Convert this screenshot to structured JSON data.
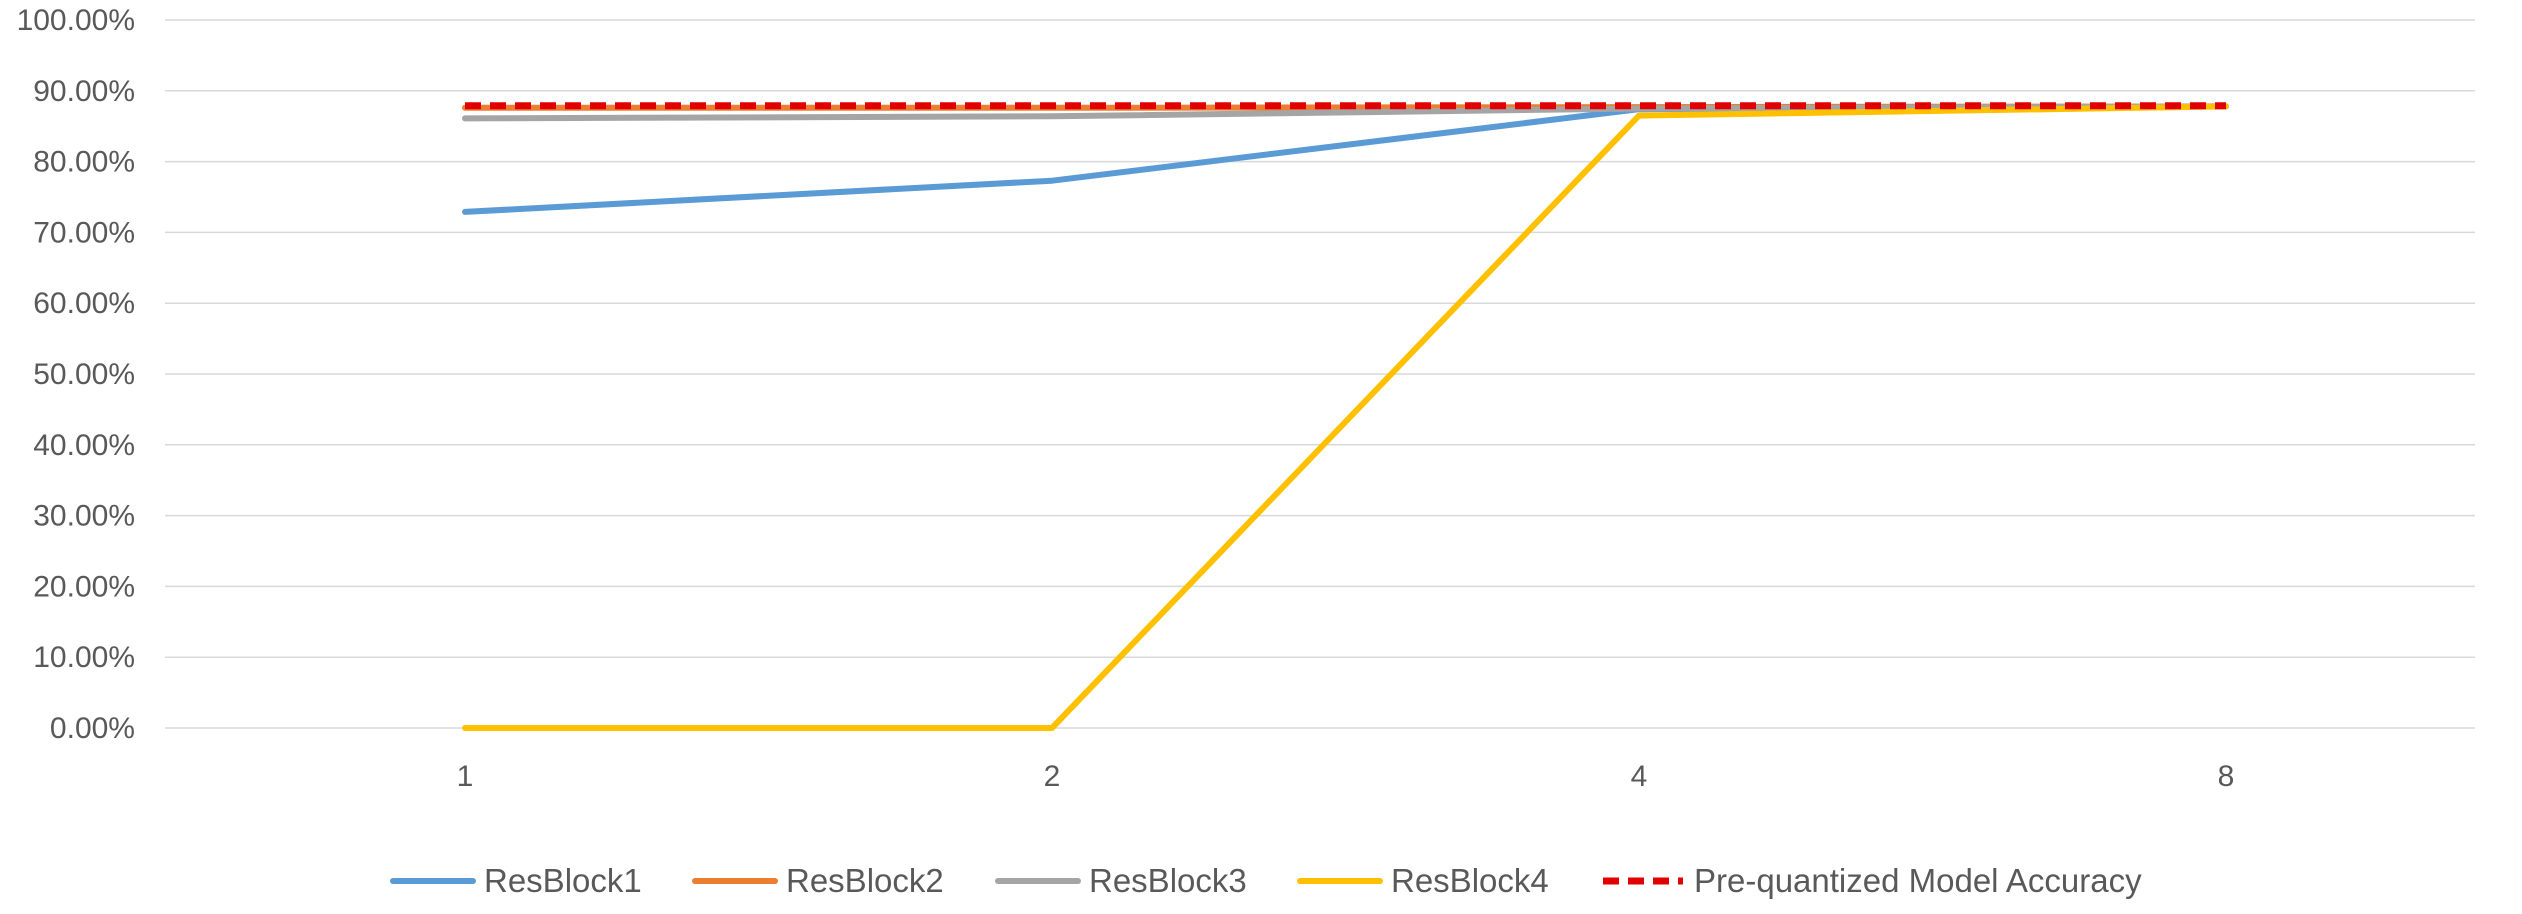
{
  "chart_data": {
    "type": "line",
    "title": "",
    "xlabel": "",
    "ylabel": "",
    "categories": [
      "1",
      "2",
      "4",
      "8"
    ],
    "ylim": [
      0,
      100
    ],
    "y_tick_step": 10,
    "y_tick_labels": [
      "0.00%",
      "10.00%",
      "20.00%",
      "30.00%",
      "40.00%",
      "50.00%",
      "60.00%",
      "70.00%",
      "80.00%",
      "90.00%",
      "100.00%"
    ],
    "grid": true,
    "legend_position": "bottom",
    "series": [
      {
        "name": "ResBlock1",
        "color": "#5B9BD5",
        "dash": false,
        "values": [
          72.9,
          77.3,
          87.4,
          87.8
        ]
      },
      {
        "name": "ResBlock2",
        "color": "#ED7D31",
        "dash": false,
        "values": [
          87.6,
          87.6,
          87.7,
          87.8
        ]
      },
      {
        "name": "ResBlock3",
        "color": "#A5A5A5",
        "dash": false,
        "values": [
          86.1,
          86.4,
          87.5,
          87.8
        ]
      },
      {
        "name": "ResBlock4",
        "color": "#FFC000",
        "dash": false,
        "values": [
          0.0,
          0.0,
          86.5,
          87.8
        ]
      },
      {
        "name": "Pre-quantized Model Accuracy",
        "color": "#E00000",
        "dash": true,
        "values": [
          87.9,
          87.9,
          87.9,
          87.9
        ]
      }
    ]
  }
}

Exercise brief
Quote each line of the listing exactly, but leave the pictures out.

Reply to the exercise
Convert this screenshot to structured JSON data.
{
  "chart_data": {
    "type": "line",
    "title": "",
    "xlabel": "",
    "ylabel": "",
    "categories": [
      "1",
      "2",
      "4",
      "8"
    ],
    "ylim": [
      0,
      100
    ],
    "y_tick_step": 10,
    "y_tick_labels": [
      "0.00%",
      "10.00%",
      "20.00%",
      "30.00%",
      "40.00%",
      "50.00%",
      "60.00%",
      "70.00%",
      "80.00%",
      "90.00%",
      "100.00%"
    ],
    "grid": true,
    "legend_position": "bottom",
    "series": [
      {
        "name": "ResBlock1",
        "color": "#5B9BD5",
        "dash": false,
        "values": [
          72.9,
          77.3,
          87.4,
          87.8
        ]
      },
      {
        "name": "ResBlock2",
        "color": "#ED7D31",
        "dash": false,
        "values": [
          87.6,
          87.6,
          87.7,
          87.8
        ]
      },
      {
        "name": "ResBlock3",
        "color": "#A5A5A5",
        "dash": false,
        "values": [
          86.1,
          86.4,
          87.5,
          87.8
        ]
      },
      {
        "name": "ResBlock4",
        "color": "#FFC000",
        "dash": false,
        "values": [
          0.0,
          0.0,
          86.5,
          87.8
        ]
      },
      {
        "name": "Pre-quantized Model Accuracy",
        "color": "#E00000",
        "dash": true,
        "values": [
          87.9,
          87.9,
          87.9,
          87.9
        ]
      }
    ]
  }
}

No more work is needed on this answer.